* _AIM_:
Omit the images. Copy each entry word for word.

* _PROVIDED RECORDS_:
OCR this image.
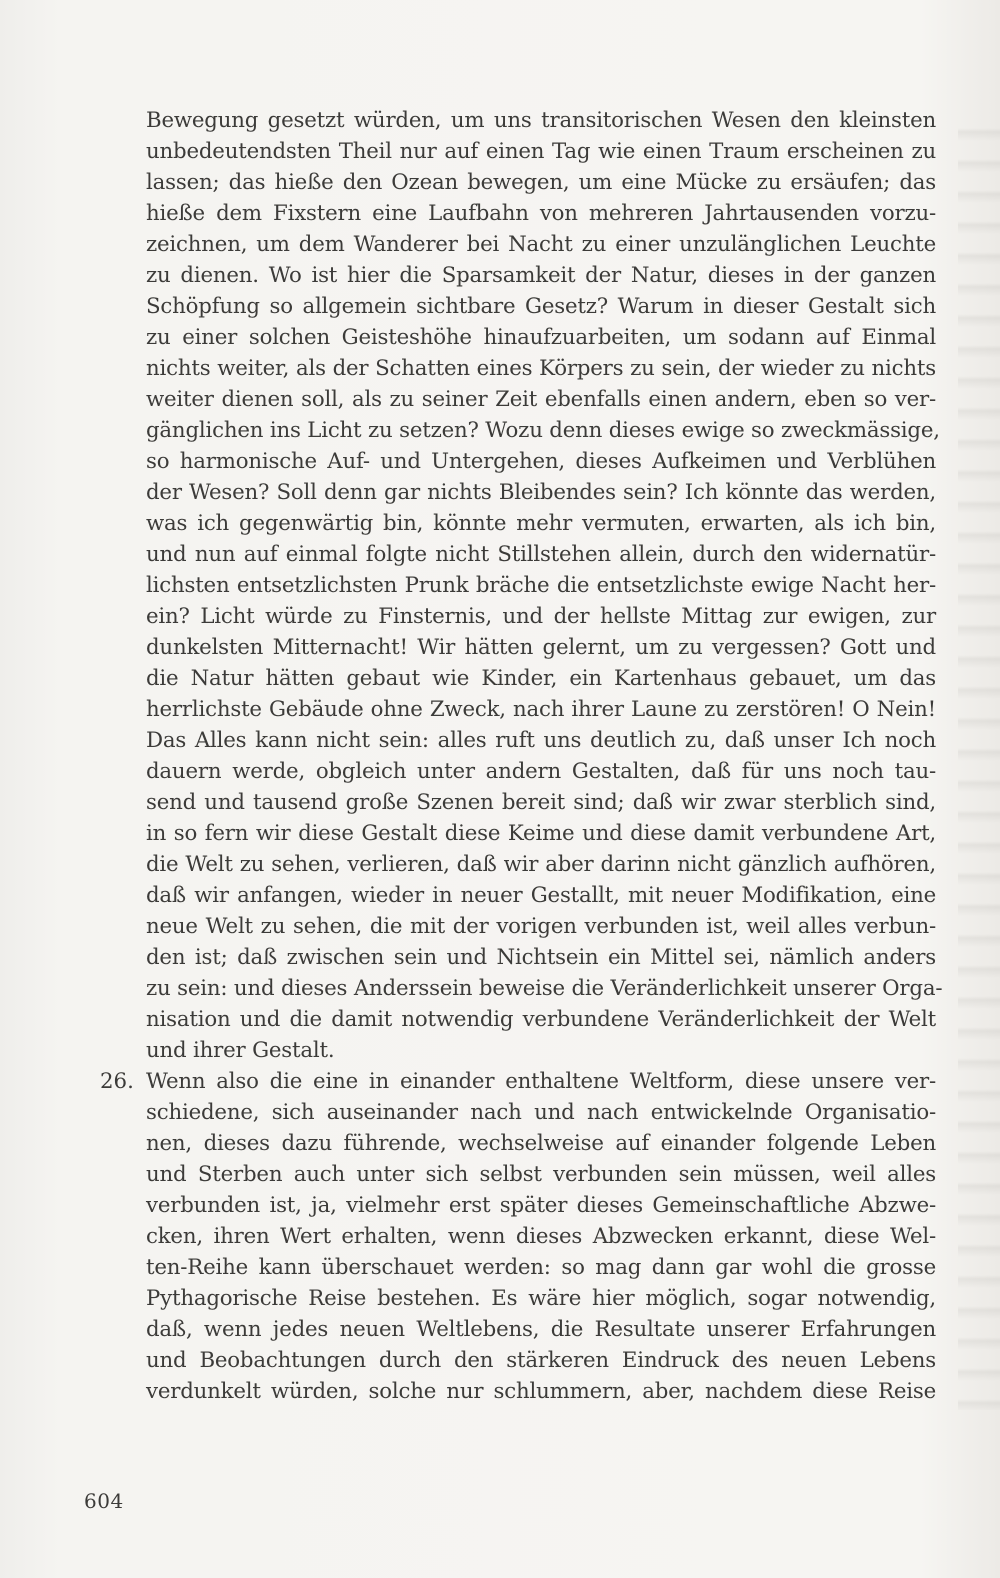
Bewegung gesetzt würden, um uns transitorischen Wesen den kleinsten
unbedeutendsten Theil nur auf einen Tag wie einen Traum erscheinen zu
lassen; das hieße den Ozean bewegen, um eine Mücke zu ersäufen; das
hieße dem Fixstern eine Laufbahn von mehreren Jahrtausenden vorzu-
zeichnen, um dem Wanderer bei Nacht zu einer unzulänglichen Leuchte
zu dienen. Wo ist hier die Sparsamkeit der Natur, dieses in der ganzen
Schöpfung so allgemein sichtbare Gesetz? Warum in dieser Gestalt sich
zu einer solchen Geisteshöhe hinaufzuarbeiten, um sodann auf Einmal
nichts weiter, als der Schatten eines Körpers zu sein, der wieder zu nichts
weiter dienen soll, als zu seiner Zeit ebenfalls einen andern, eben so ver-
gänglichen ins Licht zu setzen? Wozu denn dieses ewige so zweckmässige,
so harmonische Auf- und Untergehen, dieses Aufkeimen und Verblühen
der Wesen? Soll denn gar nichts Bleibendes sein? Ich könnte das werden,
was ich gegenwärtig bin, könnte mehr vermuten, erwarten, als ich bin,
und nun auf einmal folgte nicht Stillstehen allein, durch den widernatür-
lichsten entsetzlichsten Prunk bräche die entsetzlichste ewige Nacht her-
ein? Licht würde zu Finsternis, und der hellste Mittag zur ewigen, zur
dunkelsten Mitternacht! Wir hätten gelernt, um zu vergessen? Gott und
die Natur hätten gebaut wie Kinder, ein Kartenhaus gebauet, um das
herrlichste Gebäude ohne Zweck, nach ihrer Laune zu zerstören! O Nein!
Das Alles kann nicht sein: alles ruft uns deutlich zu, daß unser Ich noch
dauern werde, obgleich unter andern Gestalten, daß für uns noch tau-
send und tausend große Szenen bereit sind; daß wir zwar sterblich sind,
in so fern wir diese Gestalt diese Keime und diese damit verbundene Art,
die Welt zu sehen, verlieren, daß wir aber darinn nicht gänzlich aufhören,
daß wir anfangen, wieder in neuer Gestallt, mit neuer Modifikation, eine
neue Welt zu sehen, die mit der vorigen verbunden ist, weil alles verbun-
den ist; daß zwischen sein und Nichtsein ein Mittel sei, nämlich anders
zu sein: und dieses Anderssein beweise die Veränderlichkeit unserer Orga-
nisation und die damit notwendig verbundene Veränderlichkeit der Welt
und ihrer Gestalt.
26. Wenn also die eine in einander enthaltene Weltform, diese unsere ver-
schiedene, sich auseinander nach und nach entwickelnde Organisatio-
nen, dieses dazu führende, wechselweise auf einander folgende Leben
und Sterben auch unter sich selbst verbunden sein müssen, weil alles
verbunden ist, ja, vielmehr erst später dieses Gemeinschaftliche Abzwe-
cken, ihren Wert erhalten, wenn dieses Abzwecken erkannt, diese Wel-
ten-Reihe kann überschauet werden: so mag dann gar wohl die grosse
Pythagorische Reise bestehen. Es wäre hier möglich, sogar notwendig,
daß, wenn jedes neuen Weltlebens, die Resultate unserer Erfahrungen
und Beobachtungen durch den stärkeren Eindruck des neuen Lebens
verdunkelt würden, solche nur schlummern, aber, nachdem diese Reise
604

* _ANSWER TO THE TASK_:
OCR this image.
Bewegung gesetzt würden, um uns transitorischen Wesen den kleinsten
unbedeutendsten Theil nur auf einen Tag wie einen Traum erscheinen zu
lassen; das hieße den Ozean bewegen, um eine Mücke zu ersäufen; das
hieße dem Fixstern eine Laufbahn von mehreren Jahrtausenden vorzu-
zeichnen, um dem Wanderer bei Nacht zu einer unzulänglichen Leuchte
zu dienen. Wo ist hier die Sparsamkeit der Natur, dieses in der ganzen
Schöpfung so allgemein sichtbare Gesetz? Warum in dieser Gestalt sich
zu einer solchen Geisteshöhe hinaufzuarbeiten, um sodann auf Einmal
nichts weiter, als der Schatten eines Körpers zu sein, der wieder zu nichts
weiter dienen soll, als zu seiner Zeit ebenfalls einen andern, eben so ver-
gänglichen ins Licht zu setzen? Wozu denn dieses ewige so zweckmässige,
so harmonische Auf- und Untergehen, dieses Aufkeimen und Verblühen
der Wesen? Soll denn gar nichts Bleibendes sein? Ich könnte das werden,
was ich gegenwärtig bin, könnte mehr vermuten, erwarten, als ich bin,
und nun auf einmal folgte nicht Stillstehen allein, durch den widernatür-
lichsten entsetzlichsten Prunk bräche die entsetzlichste ewige Nacht her-
ein? Licht würde zu Finsternis, und der hellste Mittag zur ewigen, zur
dunkelsten Mitternacht! Wir hätten gelernt, um zu vergessen? Gott und
die Natur hätten gebaut wie Kinder, ein Kartenhaus gebauet, um das
herrlichste Gebäude ohne Zweck, nach ihrer Laune zu zerstören! O Nein!
Das Alles kann nicht sein: alles ruft uns deutlich zu, daß unser Ich noch
dauern werde, obgleich unter andern Gestalten, daß für uns noch tau-
send und tausend große Szenen bereit sind; daß wir zwar sterblich sind,
in so fern wir diese Gestalt diese Keime und diese damit verbundene Art,
die Welt zu sehen, verlieren, daß wir aber darinn nicht gänzlich aufhören,
daß wir anfangen, wieder in neuer Gestallt, mit neuer Modifikation, eine
neue Welt zu sehen, die mit der vorigen verbunden ist, weil alles verbun-
den ist; daß zwischen sein und Nichtsein ein Mittel sei, nämlich anders
zu sein: und dieses Anderssein beweise die Veränderlichkeit unserer Orga-
nisation und die damit notwendig verbundene Veränderlichkeit der Welt
und ihrer Gestalt.
26. Wenn also die eine in einander enthaltene Weltform, diese unsere ver-
schiedene, sich auseinander nach und nach entwickelnde Organisatio-
nen, dieses dazu führende, wechselweise auf einander folgende Leben
und Sterben auch unter sich selbst verbunden sein müssen, weil alles
verbunden ist, ja, vielmehr erst später dieses Gemeinschaftliche Abzwe-
cken, ihren Wert erhalten, wenn dieses Abzwecken erkannt, diese Wel-
ten-Reihe kann überschauet werden: so mag dann gar wohl die grosse
Pythagorische Reise bestehen. Es wäre hier möglich, sogar notwendig,
daß, wenn jedes neuen Weltlebens, die Resultate unserer Erfahrungen
und Beobachtungen durch den stärkeren Eindruck des neuen Lebens
verdunkelt würden, solche nur schlummern, aber, nachdem diese Reise
604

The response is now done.